Report all lines holding "校园环境卫生管理".

Stored records:
════════════════════
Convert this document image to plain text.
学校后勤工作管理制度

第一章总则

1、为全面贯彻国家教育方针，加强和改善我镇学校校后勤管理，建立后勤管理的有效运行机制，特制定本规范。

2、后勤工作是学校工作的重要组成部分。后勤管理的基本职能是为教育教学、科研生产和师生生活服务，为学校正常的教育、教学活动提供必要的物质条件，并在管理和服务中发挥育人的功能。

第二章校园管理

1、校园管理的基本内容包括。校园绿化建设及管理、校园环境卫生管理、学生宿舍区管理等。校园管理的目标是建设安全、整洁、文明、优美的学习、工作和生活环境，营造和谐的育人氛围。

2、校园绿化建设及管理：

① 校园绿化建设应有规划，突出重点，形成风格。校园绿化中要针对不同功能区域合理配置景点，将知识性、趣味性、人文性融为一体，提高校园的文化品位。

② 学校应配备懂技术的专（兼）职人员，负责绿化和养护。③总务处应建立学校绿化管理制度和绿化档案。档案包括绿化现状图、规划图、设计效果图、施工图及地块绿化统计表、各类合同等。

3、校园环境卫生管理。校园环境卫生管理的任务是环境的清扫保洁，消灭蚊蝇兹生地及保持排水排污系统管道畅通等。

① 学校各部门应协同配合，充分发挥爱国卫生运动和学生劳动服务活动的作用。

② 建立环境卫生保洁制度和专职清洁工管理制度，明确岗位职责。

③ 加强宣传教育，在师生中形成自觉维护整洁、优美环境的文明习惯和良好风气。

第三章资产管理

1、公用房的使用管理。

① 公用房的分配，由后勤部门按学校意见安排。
════════════════════
_EXERCISE RESULT:_
1、校园管理的基本内容包括。校园绿化建设及管理、校园环境卫生管理、学生宿舍区管理等。校园管理的目标是建设安全、整洁、文明、优美的学习、工作和生活环境，营造和谐的育人氛围。
3、校园环境卫生管理。校园环境卫生管理的任务是环境的清扫保洁，消灭蚊蝇兹生地及保持排水排污系统管道畅通等。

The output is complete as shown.